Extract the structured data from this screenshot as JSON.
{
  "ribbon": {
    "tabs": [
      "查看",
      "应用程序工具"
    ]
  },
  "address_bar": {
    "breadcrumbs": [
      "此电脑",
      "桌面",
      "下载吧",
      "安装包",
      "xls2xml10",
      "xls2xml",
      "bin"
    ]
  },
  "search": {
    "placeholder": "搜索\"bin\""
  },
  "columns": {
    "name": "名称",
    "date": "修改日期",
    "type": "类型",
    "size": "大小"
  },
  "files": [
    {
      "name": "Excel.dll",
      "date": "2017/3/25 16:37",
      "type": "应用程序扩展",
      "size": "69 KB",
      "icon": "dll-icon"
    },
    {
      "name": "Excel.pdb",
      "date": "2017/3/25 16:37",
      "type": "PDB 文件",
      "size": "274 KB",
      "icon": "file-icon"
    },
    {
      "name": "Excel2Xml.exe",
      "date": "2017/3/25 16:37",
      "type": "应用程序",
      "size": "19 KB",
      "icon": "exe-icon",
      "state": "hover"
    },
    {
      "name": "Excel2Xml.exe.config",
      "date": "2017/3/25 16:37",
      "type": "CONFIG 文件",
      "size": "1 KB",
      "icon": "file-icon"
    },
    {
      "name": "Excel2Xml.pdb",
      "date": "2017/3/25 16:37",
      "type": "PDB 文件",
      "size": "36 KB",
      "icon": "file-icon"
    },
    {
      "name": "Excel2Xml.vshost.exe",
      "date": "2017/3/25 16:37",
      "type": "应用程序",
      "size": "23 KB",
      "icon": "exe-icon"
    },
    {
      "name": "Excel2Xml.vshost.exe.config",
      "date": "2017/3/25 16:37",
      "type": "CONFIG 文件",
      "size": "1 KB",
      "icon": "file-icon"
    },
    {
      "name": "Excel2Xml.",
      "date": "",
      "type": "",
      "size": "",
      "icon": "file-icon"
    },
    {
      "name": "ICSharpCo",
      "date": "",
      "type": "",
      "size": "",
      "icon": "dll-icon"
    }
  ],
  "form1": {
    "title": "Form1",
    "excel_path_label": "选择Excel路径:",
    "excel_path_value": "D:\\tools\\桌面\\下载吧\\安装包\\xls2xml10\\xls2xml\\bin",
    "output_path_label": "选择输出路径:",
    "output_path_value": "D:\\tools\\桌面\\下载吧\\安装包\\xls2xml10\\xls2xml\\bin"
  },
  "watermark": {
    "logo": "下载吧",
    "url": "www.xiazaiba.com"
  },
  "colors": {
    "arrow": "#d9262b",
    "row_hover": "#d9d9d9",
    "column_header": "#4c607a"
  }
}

##########

Take the material above and return all of it exactly.

Extract the structured data from this screenshot as JSON.
{
  "ribbon": {
    "tabs": [
      "查看",
      "应用程序工具"
    ]
  },
  "address_bar": {
    "breadcrumbs": [
      "此电脑",
      "桌面",
      "下载吧",
      "安装包",
      "xls2xml10",
      "xls2xml",
      "bin"
    ]
  },
  "search": {
    "placeholder": "搜索\"bin\""
  },
  "columns": {
    "name": "名称",
    "date": "修改日期",
    "type": "类型",
    "size": "大小"
  },
  "files": [
    {
      "name": "Excel.dll",
      "date": "2017/3/25 16:37",
      "type": "应用程序扩展",
      "size": "69 KB",
      "icon": "dll-icon"
    },
    {
      "name": "Excel.pdb",
      "date": "2017/3/25 16:37",
      "type": "PDB 文件",
      "size": "274 KB",
      "icon": "file-icon"
    },
    {
      "name": "Excel2Xml.exe",
      "date": "2017/3/25 16:37",
      "type": "应用程序",
      "size": "19 KB",
      "icon": "exe-icon",
      "state": "hover"
    },
    {
      "name": "Excel2Xml.exe.config",
      "date": "2017/3/25 16:37",
      "type": "CONFIG 文件",
      "size": "1 KB",
      "icon": "file-icon"
    },
    {
      "name": "Excel2Xml.pdb",
      "date": "2017/3/25 16:37",
      "type": "PDB 文件",
      "size": "36 KB",
      "icon": "file-icon"
    },
    {
      "name": "Excel2Xml.vshost.exe",
      "date": "2017/3/25 16:37",
      "type": "应用程序",
      "size": "23 KB",
      "icon": "exe-icon"
    },
    {
      "name": "Excel2Xml.vshost.exe.config",
      "date": "2017/3/25 16:37",
      "type": "CONFIG 文件",
      "size": "1 KB",
      "icon": "file-icon"
    },
    {
      "name": "Excel2Xml.",
      "date": "",
      "type": "",
      "size": "",
      "icon": "file-icon"
    },
    {
      "name": "ICSharpCo",
      "date": "",
      "type": "",
      "size": "",
      "icon": "dll-icon"
    }
  ],
  "form1": {
    "title": "Form1",
    "excel_path_label": "选择Excel路径:",
    "excel_path_value": "D:\\tools\\桌面\\下载吧\\安装包\\xls2xml10\\xls2xml\\bin",
    "output_path_label": "选择输出路径:",
    "output_path_value": "D:\\tools\\桌面\\下载吧\\安装包\\xls2xml10\\xls2xml\\bin"
  },
  "watermark": {
    "logo": "下载吧",
    "url": "www.xiazaiba.com"
  },
  "colors": {
    "arrow": "#d9262b",
    "row_hover": "#d9d9d9",
    "column_header": "#4c607a"
  }
}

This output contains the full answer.